◆ Exercise brief: Report every line from the material that contains the word "khác".

* START *

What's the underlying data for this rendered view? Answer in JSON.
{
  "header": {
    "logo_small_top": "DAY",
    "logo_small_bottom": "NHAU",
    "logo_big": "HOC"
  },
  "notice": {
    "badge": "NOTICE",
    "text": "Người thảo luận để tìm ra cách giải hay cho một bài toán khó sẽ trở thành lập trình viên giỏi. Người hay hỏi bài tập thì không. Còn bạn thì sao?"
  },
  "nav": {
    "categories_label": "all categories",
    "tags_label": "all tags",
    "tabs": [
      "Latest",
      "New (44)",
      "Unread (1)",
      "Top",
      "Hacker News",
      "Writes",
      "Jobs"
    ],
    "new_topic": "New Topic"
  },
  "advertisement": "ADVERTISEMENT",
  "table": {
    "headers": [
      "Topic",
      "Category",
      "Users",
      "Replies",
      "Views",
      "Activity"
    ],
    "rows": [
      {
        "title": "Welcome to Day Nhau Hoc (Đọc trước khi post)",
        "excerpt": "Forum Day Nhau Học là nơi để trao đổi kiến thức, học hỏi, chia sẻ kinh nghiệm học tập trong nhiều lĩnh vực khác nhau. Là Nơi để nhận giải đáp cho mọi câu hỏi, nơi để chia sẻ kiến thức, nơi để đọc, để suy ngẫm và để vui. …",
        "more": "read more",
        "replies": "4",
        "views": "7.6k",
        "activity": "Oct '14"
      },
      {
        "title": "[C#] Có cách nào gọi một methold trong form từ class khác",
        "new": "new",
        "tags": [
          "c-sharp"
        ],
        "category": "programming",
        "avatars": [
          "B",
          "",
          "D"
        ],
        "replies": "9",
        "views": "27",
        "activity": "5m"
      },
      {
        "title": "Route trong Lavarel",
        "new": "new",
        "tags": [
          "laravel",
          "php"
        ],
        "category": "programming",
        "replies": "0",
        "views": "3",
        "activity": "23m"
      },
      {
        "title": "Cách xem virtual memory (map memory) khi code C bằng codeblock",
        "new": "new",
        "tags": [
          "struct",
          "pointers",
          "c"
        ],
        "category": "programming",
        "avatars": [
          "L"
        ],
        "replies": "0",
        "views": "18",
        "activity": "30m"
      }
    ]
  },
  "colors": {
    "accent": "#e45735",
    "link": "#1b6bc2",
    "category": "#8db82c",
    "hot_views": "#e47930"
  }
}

* END *

◆ The output:
        "excerpt": "Forum Day Nhau Học là nơi để trao đổi kiến thức, học hỏi, chia sẻ kinh nghiệm học tập trong nhiều lĩnh vực khác nhau. Là Nơi để nhận giải đáp cho mọi câu hỏi, nơi để chia sẻ kiến thức, nơi để đọc, để suy ngẫm và để vui. …",
        "title": "[C#] Có cách nào gọi một methold trong form từ class khác",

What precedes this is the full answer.